Stored items from a collection:
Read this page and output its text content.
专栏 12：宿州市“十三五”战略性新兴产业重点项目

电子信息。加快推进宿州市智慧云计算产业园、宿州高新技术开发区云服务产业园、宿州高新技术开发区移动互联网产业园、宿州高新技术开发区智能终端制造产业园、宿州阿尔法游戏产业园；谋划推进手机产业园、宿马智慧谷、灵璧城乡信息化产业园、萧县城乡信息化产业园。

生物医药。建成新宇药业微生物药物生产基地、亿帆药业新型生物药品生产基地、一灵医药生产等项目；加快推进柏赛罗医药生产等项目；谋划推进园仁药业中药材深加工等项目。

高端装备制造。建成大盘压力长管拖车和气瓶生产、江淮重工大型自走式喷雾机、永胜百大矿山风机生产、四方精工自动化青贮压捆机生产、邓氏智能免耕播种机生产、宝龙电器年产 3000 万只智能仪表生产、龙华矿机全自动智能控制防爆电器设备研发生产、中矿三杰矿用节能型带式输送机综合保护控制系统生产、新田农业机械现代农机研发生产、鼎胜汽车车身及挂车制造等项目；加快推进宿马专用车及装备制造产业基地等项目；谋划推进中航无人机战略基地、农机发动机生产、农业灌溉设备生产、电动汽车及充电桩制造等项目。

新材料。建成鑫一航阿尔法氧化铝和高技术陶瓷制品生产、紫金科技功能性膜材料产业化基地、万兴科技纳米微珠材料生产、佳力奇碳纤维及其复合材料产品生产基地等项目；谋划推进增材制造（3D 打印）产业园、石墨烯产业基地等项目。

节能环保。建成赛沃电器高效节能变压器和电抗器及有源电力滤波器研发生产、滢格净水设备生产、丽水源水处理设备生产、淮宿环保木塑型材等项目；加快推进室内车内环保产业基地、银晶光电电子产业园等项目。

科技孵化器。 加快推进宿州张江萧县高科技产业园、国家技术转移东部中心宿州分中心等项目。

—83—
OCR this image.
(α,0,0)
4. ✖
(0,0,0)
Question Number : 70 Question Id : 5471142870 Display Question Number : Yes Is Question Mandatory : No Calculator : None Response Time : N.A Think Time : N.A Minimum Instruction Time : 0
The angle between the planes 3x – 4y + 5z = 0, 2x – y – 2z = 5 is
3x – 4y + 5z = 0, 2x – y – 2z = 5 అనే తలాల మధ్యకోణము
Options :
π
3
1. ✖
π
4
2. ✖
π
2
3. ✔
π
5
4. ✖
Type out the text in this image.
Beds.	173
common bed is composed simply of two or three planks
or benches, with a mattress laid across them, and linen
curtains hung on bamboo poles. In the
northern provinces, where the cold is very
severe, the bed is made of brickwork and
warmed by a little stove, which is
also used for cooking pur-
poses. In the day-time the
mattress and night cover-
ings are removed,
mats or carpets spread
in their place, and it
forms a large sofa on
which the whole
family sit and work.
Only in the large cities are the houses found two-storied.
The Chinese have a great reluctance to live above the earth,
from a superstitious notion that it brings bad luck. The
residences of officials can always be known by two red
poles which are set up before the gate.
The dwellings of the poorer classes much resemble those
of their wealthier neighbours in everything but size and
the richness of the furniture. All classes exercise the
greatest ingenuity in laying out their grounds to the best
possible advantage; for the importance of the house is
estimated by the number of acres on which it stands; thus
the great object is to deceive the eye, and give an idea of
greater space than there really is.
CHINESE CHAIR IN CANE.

## Task prompt
Your task is to transcribe the listing above in full, exactly as given.

## Result of this task
Read this page and output its text content.
专栏 12：宿州市“十三五”战略性新兴产业重点项目

电子信息。加快推进宿州市智慧云计算产业园、宿州高新技术开发区云服务产业园、宿州高新技术开发区移动互联网产业园、宿州高新技术开发区智能终端制造产业园、宿州阿尔法游戏产业园；谋划推进手机产业园、宿马智慧谷、灵璧城乡信息化产业园、萧县城乡信息化产业园。

生物医药。建成新宇药业微生物药物生产基地、亿帆药业新型生物药品生产基地、一灵医药生产等项目；加快推进柏赛罗医药生产等项目；谋划推进园仁药业中药材深加工等项目。

高端装备制造。建成大盘压力长管拖车和气瓶生产、江淮重工大型自走式喷雾机、永胜百大矿山风机生产、四方精工自动化青贮压捆机生产、邓氏智能免耕播种机生产、宝龙电器年产 3000 万只智能仪表生产、龙华矿机全自动智能控制防爆电器设备研发生产、中矿三杰矿用节能型带式输送机综合保护控制系统生产、新田农业机械现代农机研发生产、鼎胜汽车车身及挂车制造等项目；加快推进宿马专用车及装备制造产业基地等项目；谋划推进中航无人机战略基地、农机发动机生产、农业灌溉设备生产、电动汽车及充电桩制造等项目。

新材料。建成鑫一航阿尔法氧化铝和高技术陶瓷制品生产、紫金科技功能性膜材料产业化基地、万兴科技纳米微珠材料生产、佳力奇碳纤维及其复合材料产品生产基地等项目；谋划推进增材制造（3D 打印）产业园、石墨烯产业基地等项目。

节能环保。建成赛沃电器高效节能变压器和电抗器及有源电力滤波器研发生产、滢格净水设备生产、丽水源水处理设备生产、淮宿环保木塑型材等项目；加快推进室内车内环保产业基地、银晶光电电子产业园等项目。

科技孵化器。 加快推进宿州张江萧县高科技产业园、国家技术转移东部中心宿州分中心等项目。

—83—
OCR this image.
(α,0,0)
4. ✖
(0,0,0)
Question Number : 70 Question Id : 5471142870 Display Question Number : Yes Is Question Mandatory : No Calculator : None Response Time : N.A Think Time : N.A Minimum Instruction Time : 0
The angle between the planes 3x – 4y + 5z = 0, 2x – y – 2z = 5 is
3x – 4y + 5z = 0, 2x – y – 2z = 5 అనే తలాల మధ్యకోణము
Options :
π
3
1. ✖
π
4
2. ✖
π
2
3. ✔
π
5
4. ✖
Type out the text in this image.
Beds.	173
common bed is composed simply of two or three planks
or benches, with a mattress laid across them, and linen
curtains hung on bamboo poles. In the
northern provinces, where the cold is very
severe, the bed is made of brickwork and
warmed by a little stove, which is
also used for cooking pur-
poses. In the day-time the
mattress and night cover-
ings are removed,
mats or carpets spread
in their place, and it
forms a large sofa on
which the whole
family sit and work.
Only in the large cities are the houses found two-storied.
The Chinese have a great reluctance to live above the earth,
from a superstitious notion that it brings bad luck. The
residences of officials can always be known by two red
poles which are set up before the gate.
The dwellings of the poorer classes much resemble those
of their wealthier neighbours in everything but size and
the richness of the furniture. All classes exercise the
greatest ingenuity in laying out their grounds to the best
possible advantage; for the importance of the house is
estimated by the number of acres on which it stands; thus
the great object is to deceive the eye, and give an idea of
greater space than there really is.
CHINESE CHAIR IN CANE.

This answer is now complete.